(Saved entries)
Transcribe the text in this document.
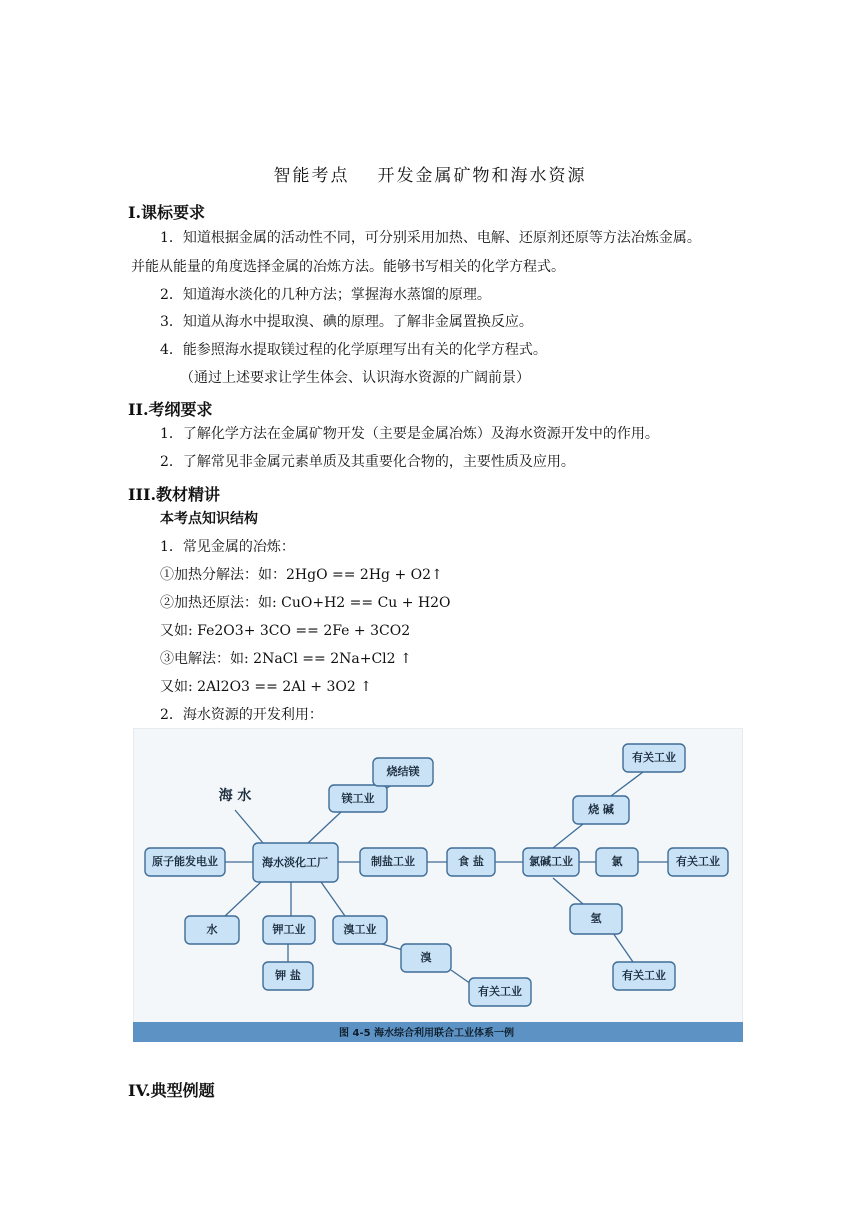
智能考点 开发金属矿物和海水资源
I.课标要求
1．知道根据金属的活动性不同，可分别采用加热、电解、还原剂还原等方法冶炼金属。
并能从能量的角度选择金属的冶炼方法。能够书写相关的化学方程式。
2．知道海水淡化的几种方法；掌握海水蒸馏的原理。
3．知道从海水中提取溴、碘的原理。了解非金属置换反应。
4．能参照海水提取镁过程的化学原理写出有关的化学方程式。
（通过上述要求让学生体会、认识海水资源的广阔前景）
II.考纲要求
1．了解化学方法在金属矿物开发（主要是金属冶炼）及海水资源开发中的作用。
2．了解常见非金属元素单质及其重要化合物的，主要性质及应用。
III.教材精讲
本考点知识结构
1．常见金属的冶炼：
①加热分解法：如：2HgO == 2Hg + O2↑
②加热还原法：如: CuO+H2 == Cu + H2O
又如: Fe2O3+ 3CO == 2Fe + 3CO2
③电解法：如: 2NaCl == 2Na+Cl2 ↑
又如: 2Al2O3 == 2Al + 3O2 ↑
2．海水资源的开发利用：
海 水
海水淡化工厂
原子能发电业
镁工业
烧结镁
制盐工业	食 盐	氯碱工业
烧 碱
有关工业
氯	有关工业
氢
有关工业
水	钾工业
钾 盐
溴工业
溴
有关工业
图 4-5 海水综合利用联合工业体系一例
IV.典型例题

*Problem to work on:*
Pictures are to be left out; the records above must be repeated word for word.

*Response to this task:*
Transcribe the text in this document.
智能考点 开发金属矿物和海水资源
I.课标要求
1．知道根据金属的活动性不同，可分别采用加热、电解、还原剂还原等方法冶炼金属。
并能从能量的角度选择金属的冶炼方法。能够书写相关的化学方程式。
2．知道海水淡化的几种方法；掌握海水蒸馏的原理。
3．知道从海水中提取溴、碘的原理。了解非金属置换反应。
4．能参照海水提取镁过程的化学原理写出有关的化学方程式。
（通过上述要求让学生体会、认识海水资源的广阔前景）
II.考纲要求
1．了解化学方法在金属矿物开发（主要是金属冶炼）及海水资源开发中的作用。
2．了解常见非金属元素单质及其重要化合物的，主要性质及应用。
III.教材精讲
本考点知识结构
1．常见金属的冶炼：
①加热分解法：如：2HgO == 2Hg + O2↑
②加热还原法：如: CuO+H2 == Cu + H2O
又如: Fe2O3+ 3CO == 2Fe + 3CO2
③电解法：如: 2NaCl == 2Na+Cl2 ↑
又如: 2Al2O3 == 2Al + 3O2 ↑
2．海水资源的开发利用：
海 水
海水淡化工厂
原子能发电业
镁工业
烧结镁
制盐工业	食 盐	氯碱工业
烧 碱
有关工业
氯	有关工业
氢
有关工业
水	钾工业
钾 盐
溴工业
溴
有关工业
图 4-5 海水综合利用联合工业体系一例
IV.典型例题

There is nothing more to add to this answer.